# Task:
Read the records and gather each line that includes "grilled".

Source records
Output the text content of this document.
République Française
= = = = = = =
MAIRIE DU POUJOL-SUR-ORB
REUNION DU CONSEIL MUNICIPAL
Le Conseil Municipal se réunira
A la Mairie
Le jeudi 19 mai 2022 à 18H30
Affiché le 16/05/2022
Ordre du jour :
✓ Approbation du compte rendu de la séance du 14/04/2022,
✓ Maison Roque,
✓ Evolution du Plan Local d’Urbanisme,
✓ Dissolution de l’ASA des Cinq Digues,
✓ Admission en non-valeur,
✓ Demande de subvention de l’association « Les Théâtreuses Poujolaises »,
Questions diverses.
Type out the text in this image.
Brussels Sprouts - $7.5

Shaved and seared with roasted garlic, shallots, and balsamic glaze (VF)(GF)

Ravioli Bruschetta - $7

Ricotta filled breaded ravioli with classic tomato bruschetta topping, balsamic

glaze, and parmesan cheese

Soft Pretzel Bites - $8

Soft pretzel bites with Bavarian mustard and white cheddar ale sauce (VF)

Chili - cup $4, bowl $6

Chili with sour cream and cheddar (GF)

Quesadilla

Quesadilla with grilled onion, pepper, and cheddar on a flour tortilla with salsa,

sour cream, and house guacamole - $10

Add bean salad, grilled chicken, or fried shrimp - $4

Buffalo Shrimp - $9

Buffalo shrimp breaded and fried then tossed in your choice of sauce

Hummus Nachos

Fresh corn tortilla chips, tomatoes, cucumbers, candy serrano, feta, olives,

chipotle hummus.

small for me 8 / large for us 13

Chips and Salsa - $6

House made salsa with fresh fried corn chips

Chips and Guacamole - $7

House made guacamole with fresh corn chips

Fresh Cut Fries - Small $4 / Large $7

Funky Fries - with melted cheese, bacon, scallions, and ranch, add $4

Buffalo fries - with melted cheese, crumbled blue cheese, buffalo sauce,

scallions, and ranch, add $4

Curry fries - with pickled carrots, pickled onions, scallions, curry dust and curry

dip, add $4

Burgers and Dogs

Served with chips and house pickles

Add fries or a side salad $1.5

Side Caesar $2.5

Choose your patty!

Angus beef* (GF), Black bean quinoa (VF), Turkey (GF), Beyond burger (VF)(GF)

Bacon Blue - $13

# Answer to the exercise:
Quesadilla with grilled onion, pepper, and cheddar on a flour tortilla with salsa,
Add bean salad, grilled chicken, or fried shrimp - $4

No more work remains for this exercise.